• _TASK PROMPT_
Select every line below containing the word "this".

• _DATASET ENTRIES_
####################

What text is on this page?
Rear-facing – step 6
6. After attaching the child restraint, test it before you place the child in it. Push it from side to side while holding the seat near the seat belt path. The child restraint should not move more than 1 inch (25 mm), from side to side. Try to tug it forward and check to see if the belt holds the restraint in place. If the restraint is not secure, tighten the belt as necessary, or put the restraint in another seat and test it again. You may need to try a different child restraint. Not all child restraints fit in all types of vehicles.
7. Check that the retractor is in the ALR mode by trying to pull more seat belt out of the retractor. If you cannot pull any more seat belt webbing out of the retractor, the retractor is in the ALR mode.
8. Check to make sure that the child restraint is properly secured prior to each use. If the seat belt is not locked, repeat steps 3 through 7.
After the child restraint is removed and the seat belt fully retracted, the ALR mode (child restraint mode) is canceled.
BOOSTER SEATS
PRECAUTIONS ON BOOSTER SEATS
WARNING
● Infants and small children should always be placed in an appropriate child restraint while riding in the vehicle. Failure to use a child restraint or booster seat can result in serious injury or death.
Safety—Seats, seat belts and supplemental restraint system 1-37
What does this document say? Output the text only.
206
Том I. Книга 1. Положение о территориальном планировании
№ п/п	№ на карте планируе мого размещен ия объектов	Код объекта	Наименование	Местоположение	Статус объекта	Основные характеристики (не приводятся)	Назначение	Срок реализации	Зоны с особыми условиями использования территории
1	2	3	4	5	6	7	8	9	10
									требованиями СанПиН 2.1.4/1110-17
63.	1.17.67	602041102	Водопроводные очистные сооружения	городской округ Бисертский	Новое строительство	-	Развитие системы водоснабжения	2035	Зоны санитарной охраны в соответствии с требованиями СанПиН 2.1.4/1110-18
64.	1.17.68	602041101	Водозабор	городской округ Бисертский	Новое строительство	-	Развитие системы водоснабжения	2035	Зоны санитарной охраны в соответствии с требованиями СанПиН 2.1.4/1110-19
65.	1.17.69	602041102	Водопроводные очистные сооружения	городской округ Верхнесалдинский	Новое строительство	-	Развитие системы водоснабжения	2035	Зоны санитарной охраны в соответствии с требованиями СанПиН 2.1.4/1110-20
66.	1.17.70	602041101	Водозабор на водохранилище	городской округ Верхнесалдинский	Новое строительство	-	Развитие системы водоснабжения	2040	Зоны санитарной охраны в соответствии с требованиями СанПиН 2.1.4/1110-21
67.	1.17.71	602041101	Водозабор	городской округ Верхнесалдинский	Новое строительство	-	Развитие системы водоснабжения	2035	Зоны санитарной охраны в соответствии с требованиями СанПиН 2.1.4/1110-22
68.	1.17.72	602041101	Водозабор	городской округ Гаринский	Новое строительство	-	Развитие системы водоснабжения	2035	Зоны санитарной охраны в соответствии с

####################

• _REPLY TO THE TASK_
What text is on this page?
What does this document say? Output the text only.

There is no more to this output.